YOUR GOAL:
Output each entry below as it stands, leaving out every picture.

[RECORDS SHOWN start]

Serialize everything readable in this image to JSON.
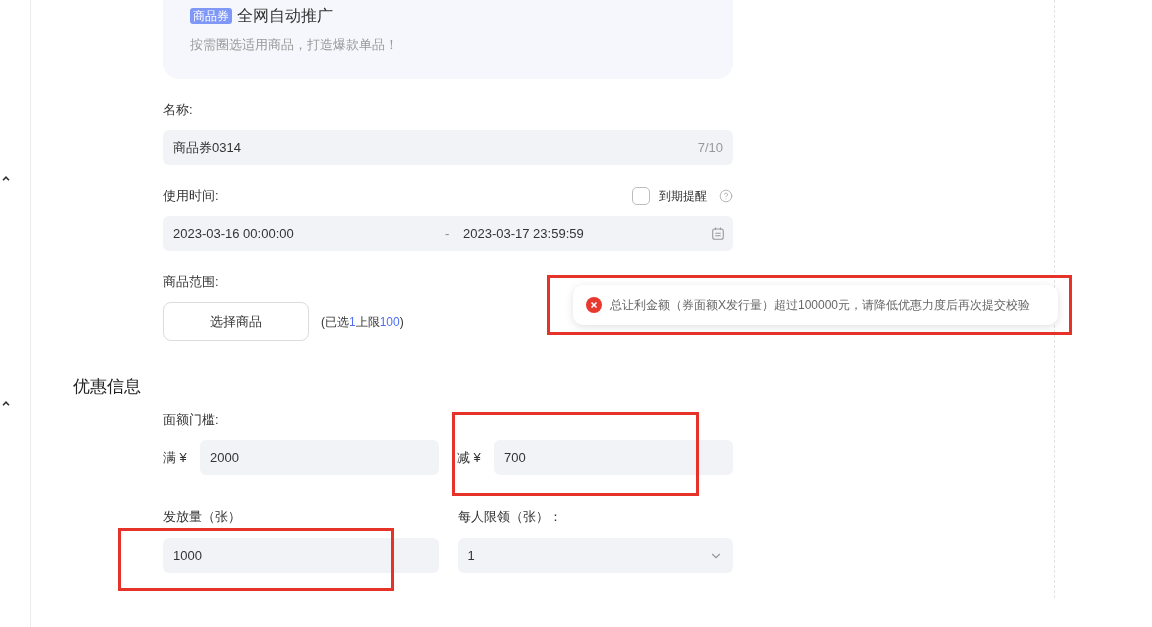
{
  "promo_card": {
    "badge": "商品券",
    "title": "全网自动推广",
    "subtitle": "按需圈选适用商品，打造爆款单品！"
  },
  "name_field": {
    "label": "名称:",
    "value": "商品券0314",
    "counter": "7/10"
  },
  "time_field": {
    "label": "使用时间:",
    "reminder": {
      "label": "到期提醒",
      "checked": false
    },
    "start": "2023-03-16 00:00:00",
    "separator": "-",
    "end": "2023-03-17 23:59:59"
  },
  "scope_field": {
    "label": "商品范围:",
    "button": "选择商品",
    "note": [
      {
        "text": "(已选",
        "kind": "plain"
      },
      {
        "text": "1",
        "kind": "number"
      },
      {
        "text": "上限",
        "kind": "plain"
      },
      {
        "text": "100",
        "kind": "number"
      },
      {
        "text": ")",
        "kind": "plain"
      }
    ]
  },
  "toast": {
    "message": "总让利金额（券面额X发行量）超过100000元，请降低优惠力度后再次提交校验",
    "highlighted": true
  },
  "discount_section": {
    "title": "优惠信息",
    "threshold": {
      "label": "面额门槛:",
      "fields": [
        {
          "prefix": "满 ¥",
          "value": "2000",
          "highlighted": false
        },
        {
          "prefix": "减 ¥",
          "value": "700",
          "highlighted": true
        }
      ]
    },
    "limits": [
      {
        "label": "发放量（张）",
        "value": "1000",
        "kind": "input",
        "highlighted": true
      },
      {
        "label": "每人限领（张）：",
        "value": "1",
        "kind": "select",
        "highlighted": false
      }
    ]
  }
}
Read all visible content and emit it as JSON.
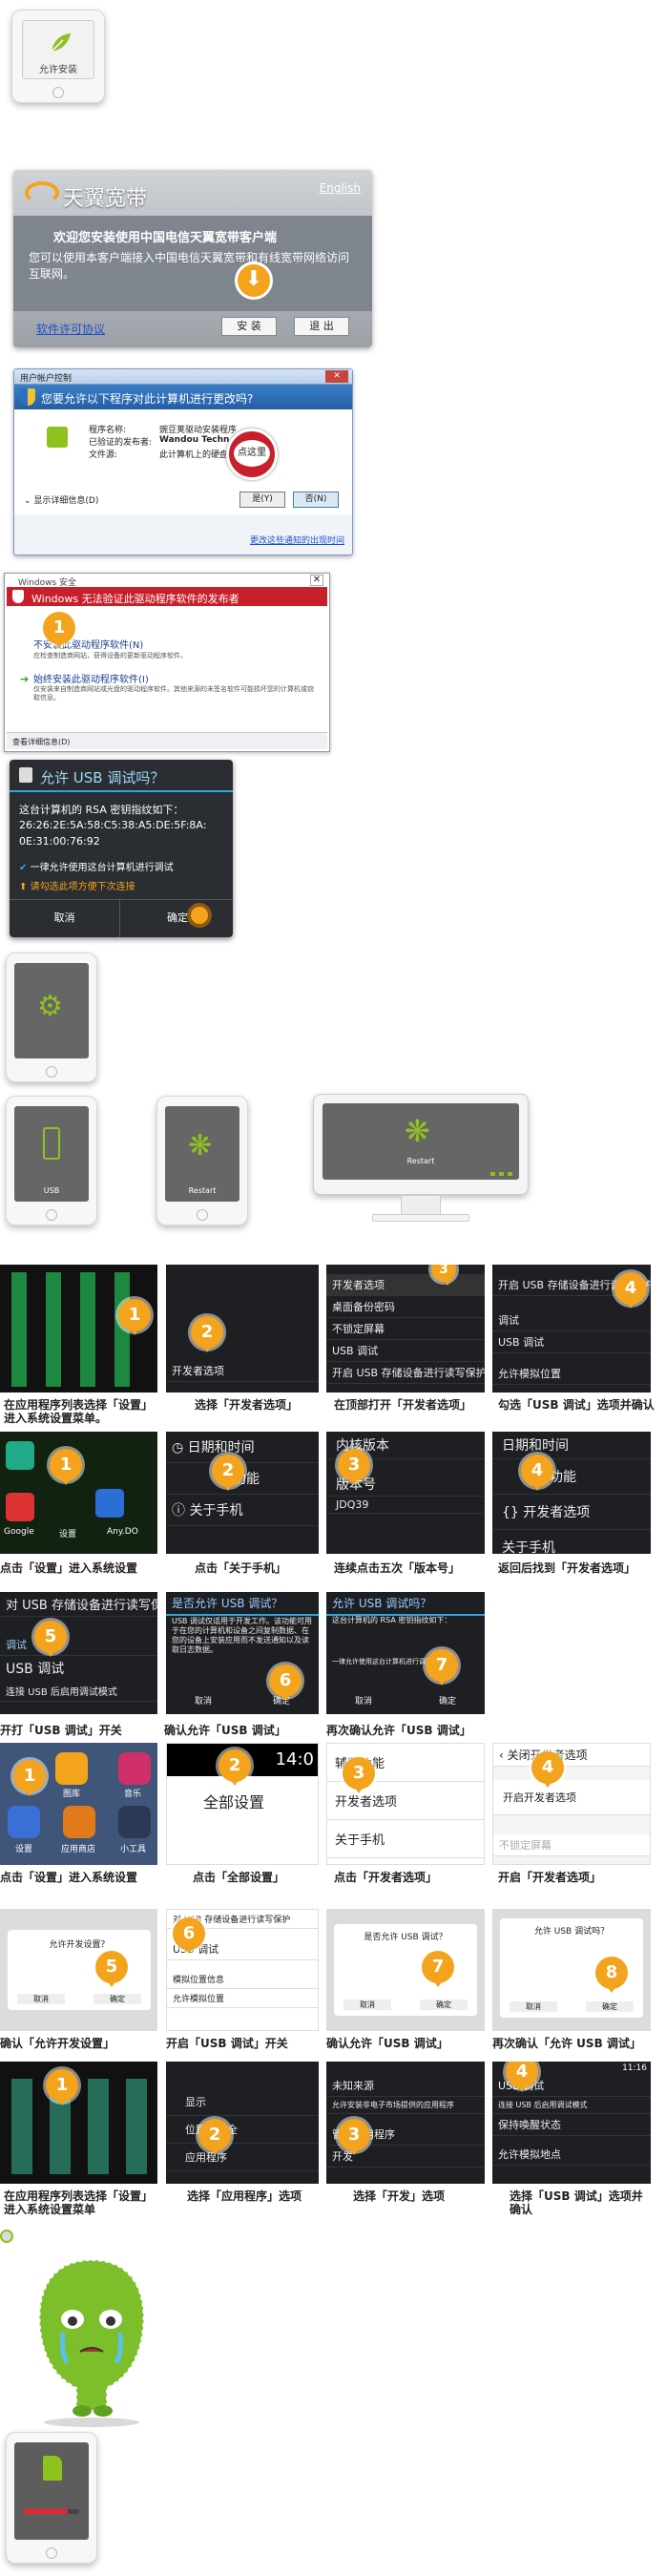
{
  "phone1": {
    "label": "允许安装"
  },
  "tianyi": {
    "brand": "天翼宽带",
    "lang_link": "English",
    "welcome": "欢迎您安装使用中国电信天翼宽带客户端",
    "description": "您可以使用本客户端接入中国电信天翼宽带和有线宽带网络访问互联网。",
    "license_link": "软件许可协议",
    "install_button": "安 装",
    "exit_button": "退 出"
  },
  "uac": {
    "title": "用户帐户控制",
    "question": "您要允许以下程序对此计算机进行更改吗?",
    "program_name_label": "程序名称:",
    "program_name_value": "豌豆荚驱动安装程序",
    "publisher_label": "已验证的发布者:",
    "publisher_value": "Wandou Technology",
    "file_source_label": "文件源:",
    "file_source_value": "此计算机上的硬盘驱动器",
    "click_hint": "点这里",
    "details_toggle": "显示详细信息(D)",
    "yes_button": "是(Y)",
    "no_button": "否(N)",
    "settings_link": "更改这些通知的出现时间"
  },
  "winsec": {
    "title": "Windows 安全",
    "warning": "Windows 无法验证此驱动程序软件的发布者",
    "option1_title": "不安装此驱动程序软件(N)",
    "option1_desc": "应检查制造商网站，获得设备的更新驱动程序软件。",
    "option2_title": "始终安装此驱动程序软件(I)",
    "option2_desc": "仅安装来自制造商网站或光盘的驱动程序软件。其他来源的未签名软件可能损坏您的计算机或窃取信息。",
    "details": "查看详细信息(D)",
    "step": "1"
  },
  "usbdebug": {
    "title": "允许 USB 调试吗？",
    "body": "这台计算机的 RSA 密钥指纹如下：",
    "fingerprint_line1": "26:26:2E:5A:58:C5:38:A5:DE:5F:8A:",
    "fingerprint_line2": "0E:31:00:76:92",
    "always_allow": "一律允许使用这台计算机进行调试",
    "notice": "请勾选此项方便下次连接",
    "cancel": "取消",
    "confirm": "确定"
  },
  "status_phones": {
    "usb_label": "USB",
    "restart_label": "Restart",
    "monitor_label": "Restart"
  },
  "grid_row1": {
    "captions": [
      "在应用程序列表选择「设置」进入系统设置菜单。",
      "选择「开发者选项」",
      "在顶部打开「开发者选项」",
      "勾选「USB 调试」选项并确认"
    ],
    "screen2_items": [
      "开发者选项"
    ],
    "screen3_header": "开发者选项",
    "screen3_items": [
      "桌面备份密码",
      "不锁定屏幕",
      "USB 调试",
      "开启 USB 存储设备进行读写保护"
    ],
    "screen4_items": [
      "开启 USB 存储设备进行读写保护",
      "调试",
      "USB 调试",
      "允许模拟位置"
    ],
    "steps": [
      "1",
      "2",
      "3",
      "4"
    ]
  },
  "grid_row2": {
    "captions": [
      "点击「设置」进入系统设置",
      "点击「关于手机」",
      "连续点击五次「版本号」",
      "返回后找到「开发者选项」"
    ],
    "screen2_items": [
      "日期和时间",
      "功能",
      "关于手机"
    ],
    "screen3_items": [
      "内核版本",
      "版本号",
      "JDQ39"
    ],
    "screen4_items": [
      "日期和时间",
      "功能",
      "{} 开发者选项",
      "关于手机"
    ],
    "icon_labels": [
      "Google",
      "设置",
      "Any.DO"
    ],
    "steps": [
      "1",
      "2",
      "3",
      "4"
    ]
  },
  "grid_row3": {
    "captions": [
      "开打「USB 调试」开关",
      "确认允许「USB 调试」",
      "再次确认允许「USB 调试」"
    ],
    "screen1_items": [
      "对 USB 存储设备进行读写保护",
      "调试",
      "USB 调试",
      "连接 USB 后启用调试模式"
    ],
    "screen2_title": "是否允许 USB 调试？",
    "screen2_body": "USB 调试仅适用于开发工作。该功能可用于在您的计算机和设备之间复制数据、在您的设备上安装应用而不发送通知以及读取日志数据。",
    "screen3_title": "允许 USB 调试吗？",
    "screen3_body": "这台计算机的 RSA 密钥指纹如下：",
    "screen3_always": "一律允许使用这台计算机进行调试",
    "cancel": "取消",
    "ok": "确定",
    "steps": [
      "5",
      "6",
      "7"
    ]
  },
  "grid_row4": {
    "captions": [
      "点击「设置」进入系统设置",
      "点击「全部设置」",
      "点击「开发者选项」",
      "开启「开发者选项」"
    ],
    "screen2_title": "全部设置",
    "screen2_time": "14:0",
    "screen3_items": [
      "辅助功能",
      "开发者选项",
      "关于手机"
    ],
    "screen4_header": "关闭开发者选项",
    "screen4_items": [
      "开启开发者选项",
      "不锁定屏幕"
    ],
    "icon_labels": [
      "图库",
      "音乐",
      "设置",
      "应用商店",
      "小工具"
    ],
    "steps": [
      "1",
      "2",
      "3",
      "4"
    ]
  },
  "grid_row5": {
    "captions": [
      "确认「允许开发设置」",
      "开启「USB 调试」开关",
      "确认允许「USB 调试」",
      "再次确认「允许 USB 调试」"
    ],
    "screen1_title": "允许开发设置？",
    "screen3_title": "是否允许 USB 调试？",
    "screen4_title": "允许 USB 调试吗？",
    "screen2_items": [
      "对 USB 存储设备进行读写保护",
      "USB 调试",
      "模拟位置信息",
      "允许模拟位置"
    ],
    "cancel": "取消",
    "ok": "确定",
    "steps": [
      "5",
      "6",
      "7",
      "8"
    ]
  },
  "grid_row6": {
    "captions": [
      "在应用程序列表选择「设置」进入系统设置菜单",
      "选择「应用程序」选项",
      "选择「开发」选项",
      "选择「USB 调试」选项并确认"
    ],
    "screen2_items": [
      "显示",
      "位置和安全",
      "应用程序"
    ],
    "screen3_items": [
      "未知来源",
      "允许安装非电子市场提供的应用程序",
      "管理应用程序",
      "开发"
    ],
    "screen4_items": [
      "USB 调试",
      "连接 USB 后启用调试模式",
      "保持唤醒状态",
      "允许模拟地点"
    ],
    "time": "11:16",
    "steps": [
      "1",
      "2",
      "3",
      "4"
    ]
  },
  "colors": {
    "accent": "#f4a31c",
    "android_green": "#8dc21f",
    "uac_blue": "#2f6fb3",
    "warning_red": "#c8202a"
  }
}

[RECORDS SHOWN end]

REPLY TO THE TASK:
Serialize everything readable in this image to JSON.
{
  "promo_card": {
    "badge": "商品券",
    "title": "全网自动推广",
    "subtitle": "按需圈选适用商品，打造爆款单品！"
  },
  "name_field": {
    "label": "名称:",
    "value": "商品券0314",
    "counter": "7/10"
  },
  "time_field": {
    "label": "使用时间:",
    "reminder": {
      "label": "到期提醒",
      "checked": false
    },
    "start": "2023-03-16 00:00:00",
    "separator": "-",
    "end": "2023-03-17 23:59:59"
  },
  "scope_field": {
    "label": "商品范围:",
    "button": "选择商品",
    "note": [
      {
        "text": "(已选",
        "kind": "plain"
      },
      {
        "text": "1",
        "kind": "number"
      },
      {
        "text": "上限",
        "kind": "plain"
      },
      {
        "text": "100",
        "kind": "number"
      },
      {
        "text": ")",
        "kind": "plain"
      }
    ]
  },
  "toast": {
    "message": "总让利金额（券面额X发行量）超过100000元，请降低优惠力度后再次提交校验",
    "highlighted": true
  },
  "discount_section": {
    "title": "优惠信息",
    "threshold": {
      "label": "面额门槛:",
      "fields": [
        {
          "prefix": "满 ¥",
          "value": "2000",
          "highlighted": false
        },
        {
          "prefix": "减 ¥",
          "value": "700",
          "highlighted": true
        }
      ]
    },
    "limits": [
      {
        "label": "发放量（张）",
        "value": "1000",
        "kind": "input",
        "highlighted": true
      },
      {
        "label": "每人限领（张）：",
        "value": "1",
        "kind": "select",
        "highlighted": false
      }
    ]
  }
}
Read all visible content and emit it as JSON.
{
  "phone1": {
    "label": "允许安装"
  },
  "tianyi": {
    "brand": "天翼宽带",
    "lang_link": "English",
    "welcome": "欢迎您安装使用中国电信天翼宽带客户端",
    "description": "您可以使用本客户端接入中国电信天翼宽带和有线宽带网络访问互联网。",
    "license_link": "软件许可协议",
    "install_button": "安 装",
    "exit_button": "退 出"
  },
  "uac": {
    "title": "用户帐户控制",
    "question": "您要允许以下程序对此计算机进行更改吗?",
    "program_name_label": "程序名称:",
    "program_name_value": "豌豆荚驱动安装程序",
    "publisher_label": "已验证的发布者:",
    "publisher_value": "Wandou Technology",
    "file_source_label": "文件源:",
    "file_source_value": "此计算机上的硬盘驱动器",
    "click_hint": "点这里",
    "details_toggle": "显示详细信息(D)",
    "yes_button": "是(Y)",
    "no_button": "否(N)",
    "settings_link": "更改这些通知的出现时间"
  },
  "winsec": {
    "title": "Windows 安全",
    "warning": "Windows 无法验证此驱动程序软件的发布者",
    "option1_title": "不安装此驱动程序软件(N)",
    "option1_desc": "应检查制造商网站，获得设备的更新驱动程序软件。",
    "option2_title": "始终安装此驱动程序软件(I)",
    "option2_desc": "仅安装来自制造商网站或光盘的驱动程序软件。其他来源的未签名软件可能损坏您的计算机或窃取信息。",
    "details": "查看详细信息(D)",
    "step": "1"
  },
  "usbdebug": {
    "title": "允许 USB 调试吗？",
    "body": "这台计算机的 RSA 密钥指纹如下：",
    "fingerprint_line1": "26:26:2E:5A:58:C5:38:A5:DE:5F:8A:",
    "fingerprint_line2": "0E:31:00:76:92",
    "always_allow": "一律允许使用这台计算机进行调试",
    "notice": "请勾选此项方便下次连接",
    "cancel": "取消",
    "confirm": "确定"
  },
  "status_phones": {
    "usb_label": "USB",
    "restart_label": "Restart",
    "monitor_label": "Restart"
  },
  "grid_row1": {
    "captions": [
      "在应用程序列表选择「设置」进入系统设置菜单。",
      "选择「开发者选项」",
      "在顶部打开「开发者选项」",
      "勾选「USB 调试」选项并确认"
    ],
    "screen2_items": [
      "开发者选项"
    ],
    "screen3_header": "开发者选项",
    "screen3_items": [
      "桌面备份密码",
      "不锁定屏幕",
      "USB 调试",
      "开启 USB 存储设备进行读写保护"
    ],
    "screen4_items": [
      "开启 USB 存储设备进行读写保护",
      "调试",
      "USB 调试",
      "允许模拟位置"
    ],
    "steps": [
      "1",
      "2",
      "3",
      "4"
    ]
  },
  "grid_row2": {
    "captions": [
      "点击「设置」进入系统设置",
      "点击「关于手机」",
      "连续点击五次「版本号」",
      "返回后找到「开发者选项」"
    ],
    "screen2_items": [
      "日期和时间",
      "功能",
      "关于手机"
    ],
    "screen3_items": [
      "内核版本",
      "版本号",
      "JDQ39"
    ],
    "screen4_items": [
      "日期和时间",
      "功能",
      "{} 开发者选项",
      "关于手机"
    ],
    "icon_labels": [
      "Google",
      "设置",
      "Any.DO"
    ],
    "steps": [
      "1",
      "2",
      "3",
      "4"
    ]
  },
  "grid_row3": {
    "captions": [
      "开打「USB 调试」开关",
      "确认允许「USB 调试」",
      "再次确认允许「USB 调试」"
    ],
    "screen1_items": [
      "对 USB 存储设备进行读写保护",
      "调试",
      "USB 调试",
      "连接 USB 后启用调试模式"
    ],
    "screen2_title": "是否允许 USB 调试？",
    "screen2_body": "USB 调试仅适用于开发工作。该功能可用于在您的计算机和设备之间复制数据、在您的设备上安装应用而不发送通知以及读取日志数据。",
    "screen3_title": "允许 USB 调试吗？",
    "screen3_body": "这台计算机的 RSA 密钥指纹如下：",
    "screen3_always": "一律允许使用这台计算机进行调试",
    "cancel": "取消",
    "ok": "确定",
    "steps": [
      "5",
      "6",
      "7"
    ]
  },
  "grid_row4": {
    "captions": [
      "点击「设置」进入系统设置",
      "点击「全部设置」",
      "点击「开发者选项」",
      "开启「开发者选项」"
    ],
    "screen2_title": "全部设置",
    "screen2_time": "14:0",
    "screen3_items": [
      "辅助功能",
      "开发者选项",
      "关于手机"
    ],
    "screen4_header": "关闭开发者选项",
    "screen4_items": [
      "开启开发者选项",
      "不锁定屏幕"
    ],
    "icon_labels": [
      "图库",
      "音乐",
      "设置",
      "应用商店",
      "小工具"
    ],
    "steps": [
      "1",
      "2",
      "3",
      "4"
    ]
  },
  "grid_row5": {
    "captions": [
      "确认「允许开发设置」",
      "开启「USB 调试」开关",
      "确认允许「USB 调试」",
      "再次确认「允许 USB 调试」"
    ],
    "screen1_title": "允许开发设置？",
    "screen3_title": "是否允许 USB 调试？",
    "screen4_title": "允许 USB 调试吗？",
    "screen2_items": [
      "对 USB 存储设备进行读写保护",
      "USB 调试",
      "模拟位置信息",
      "允许模拟位置"
    ],
    "cancel": "取消",
    "ok": "确定",
    "steps": [
      "5",
      "6",
      "7",
      "8"
    ]
  },
  "grid_row6": {
    "captions": [
      "在应用程序列表选择「设置」进入系统设置菜单",
      "选择「应用程序」选项",
      "选择「开发」选项",
      "选择「USB 调试」选项并确认"
    ],
    "screen2_items": [
      "显示",
      "位置和安全",
      "应用程序"
    ],
    "screen3_items": [
      "未知来源",
      "允许安装非电子市场提供的应用程序",
      "管理应用程序",
      "开发"
    ],
    "screen4_items": [
      "USB 调试",
      "连接 USB 后启用调试模式",
      "保持唤醒状态",
      "允许模拟地点"
    ],
    "time": "11:16",
    "steps": [
      "1",
      "2",
      "3",
      "4"
    ]
  },
  "colors": {
    "accent": "#f4a31c",
    "android_green": "#8dc21f",
    "uac_blue": "#2f6fb3",
    "warning_red": "#c8202a"
  }
}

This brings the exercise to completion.